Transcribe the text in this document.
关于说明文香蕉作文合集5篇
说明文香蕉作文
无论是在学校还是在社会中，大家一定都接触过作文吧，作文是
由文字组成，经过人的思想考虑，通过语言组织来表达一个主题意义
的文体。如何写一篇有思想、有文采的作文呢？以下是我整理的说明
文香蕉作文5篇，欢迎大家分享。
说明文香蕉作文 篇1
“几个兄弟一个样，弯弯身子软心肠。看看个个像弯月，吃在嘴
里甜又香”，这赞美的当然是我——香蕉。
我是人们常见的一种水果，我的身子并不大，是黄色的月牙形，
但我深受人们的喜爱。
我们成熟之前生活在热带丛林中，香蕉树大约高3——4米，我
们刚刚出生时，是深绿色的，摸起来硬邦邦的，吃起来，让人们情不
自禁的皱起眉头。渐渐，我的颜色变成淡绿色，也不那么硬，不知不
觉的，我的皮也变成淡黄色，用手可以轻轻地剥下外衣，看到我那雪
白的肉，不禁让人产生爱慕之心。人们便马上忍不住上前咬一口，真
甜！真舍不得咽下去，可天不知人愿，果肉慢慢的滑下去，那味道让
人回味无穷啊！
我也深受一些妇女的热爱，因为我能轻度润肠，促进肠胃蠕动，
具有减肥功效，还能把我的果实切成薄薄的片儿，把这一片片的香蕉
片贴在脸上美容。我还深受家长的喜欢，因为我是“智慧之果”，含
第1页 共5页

★ ★ ★ ★

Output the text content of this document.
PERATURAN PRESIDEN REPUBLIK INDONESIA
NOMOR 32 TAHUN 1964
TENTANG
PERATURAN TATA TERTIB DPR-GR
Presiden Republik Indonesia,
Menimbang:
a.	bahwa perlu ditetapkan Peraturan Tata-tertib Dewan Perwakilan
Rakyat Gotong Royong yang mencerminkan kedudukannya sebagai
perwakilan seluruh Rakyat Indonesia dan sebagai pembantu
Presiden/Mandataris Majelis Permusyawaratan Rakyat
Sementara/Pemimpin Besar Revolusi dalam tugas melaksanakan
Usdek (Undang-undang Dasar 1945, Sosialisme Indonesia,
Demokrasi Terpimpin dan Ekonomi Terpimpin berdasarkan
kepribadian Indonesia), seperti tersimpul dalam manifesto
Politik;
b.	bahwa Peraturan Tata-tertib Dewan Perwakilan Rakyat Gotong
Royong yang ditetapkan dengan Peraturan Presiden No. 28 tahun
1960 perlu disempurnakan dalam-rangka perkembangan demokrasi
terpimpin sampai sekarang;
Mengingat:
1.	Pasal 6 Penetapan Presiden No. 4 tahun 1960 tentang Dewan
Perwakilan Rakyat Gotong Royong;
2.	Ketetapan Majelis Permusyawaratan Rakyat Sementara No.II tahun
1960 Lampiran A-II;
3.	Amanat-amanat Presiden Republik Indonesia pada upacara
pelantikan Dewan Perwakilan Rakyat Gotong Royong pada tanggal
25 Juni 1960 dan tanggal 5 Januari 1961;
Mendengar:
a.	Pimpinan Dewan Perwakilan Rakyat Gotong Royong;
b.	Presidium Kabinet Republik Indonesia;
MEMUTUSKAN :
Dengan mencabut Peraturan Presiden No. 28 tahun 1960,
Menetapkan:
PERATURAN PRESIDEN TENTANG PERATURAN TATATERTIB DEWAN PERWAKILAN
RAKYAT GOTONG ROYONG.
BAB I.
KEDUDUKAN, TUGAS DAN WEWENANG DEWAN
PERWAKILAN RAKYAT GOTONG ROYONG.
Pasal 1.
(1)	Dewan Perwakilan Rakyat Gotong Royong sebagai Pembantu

★ ★ ★ ★

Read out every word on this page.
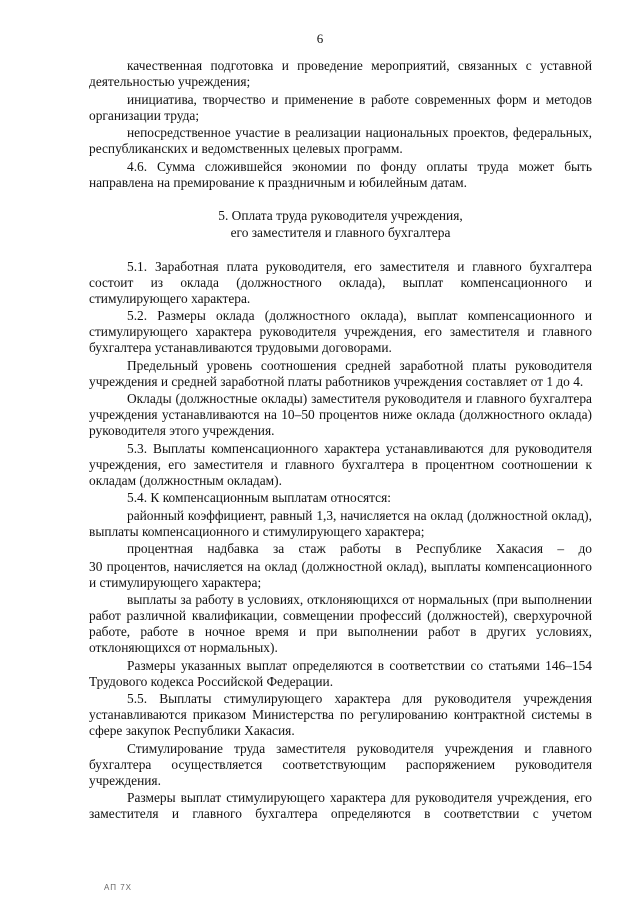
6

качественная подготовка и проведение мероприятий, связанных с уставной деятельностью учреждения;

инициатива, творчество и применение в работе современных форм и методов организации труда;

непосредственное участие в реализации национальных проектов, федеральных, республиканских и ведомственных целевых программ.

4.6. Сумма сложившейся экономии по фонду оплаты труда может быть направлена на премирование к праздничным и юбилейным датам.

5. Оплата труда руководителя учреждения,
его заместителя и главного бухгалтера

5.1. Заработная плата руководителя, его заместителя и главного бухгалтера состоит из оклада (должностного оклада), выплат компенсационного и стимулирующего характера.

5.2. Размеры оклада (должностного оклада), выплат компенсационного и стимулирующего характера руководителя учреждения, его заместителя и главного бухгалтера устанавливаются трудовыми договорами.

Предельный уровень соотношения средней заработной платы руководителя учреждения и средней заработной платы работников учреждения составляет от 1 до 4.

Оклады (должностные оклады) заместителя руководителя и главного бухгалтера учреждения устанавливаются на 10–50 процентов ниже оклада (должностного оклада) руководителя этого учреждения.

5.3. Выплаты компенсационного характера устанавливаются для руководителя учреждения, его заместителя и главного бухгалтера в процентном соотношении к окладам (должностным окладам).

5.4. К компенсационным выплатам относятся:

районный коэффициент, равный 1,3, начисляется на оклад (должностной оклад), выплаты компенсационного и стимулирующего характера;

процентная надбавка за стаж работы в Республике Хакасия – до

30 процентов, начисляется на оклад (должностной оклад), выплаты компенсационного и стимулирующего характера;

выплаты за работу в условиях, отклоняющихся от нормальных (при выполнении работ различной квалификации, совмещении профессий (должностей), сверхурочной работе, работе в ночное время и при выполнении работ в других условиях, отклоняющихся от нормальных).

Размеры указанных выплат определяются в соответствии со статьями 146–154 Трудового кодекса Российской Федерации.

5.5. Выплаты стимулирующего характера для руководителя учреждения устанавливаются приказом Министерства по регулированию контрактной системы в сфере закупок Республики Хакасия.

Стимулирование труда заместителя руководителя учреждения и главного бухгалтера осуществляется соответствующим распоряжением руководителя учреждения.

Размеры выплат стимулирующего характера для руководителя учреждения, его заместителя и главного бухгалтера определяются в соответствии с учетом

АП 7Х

★ ★ ★ ★

WHAT YOU SHOULD DO: Your task is to list each line of the records with the word "Хакасия".

SOLUTION TO THIS EXERCISE:
процентная надбавка за стаж работы в Республике Хакасия – до
5.5. Выплаты стимулирующего характера для руководителя учреждения устанавливаются приказом Министерства по регулированию контрактной системы в сфере закупок Республики Хакасия.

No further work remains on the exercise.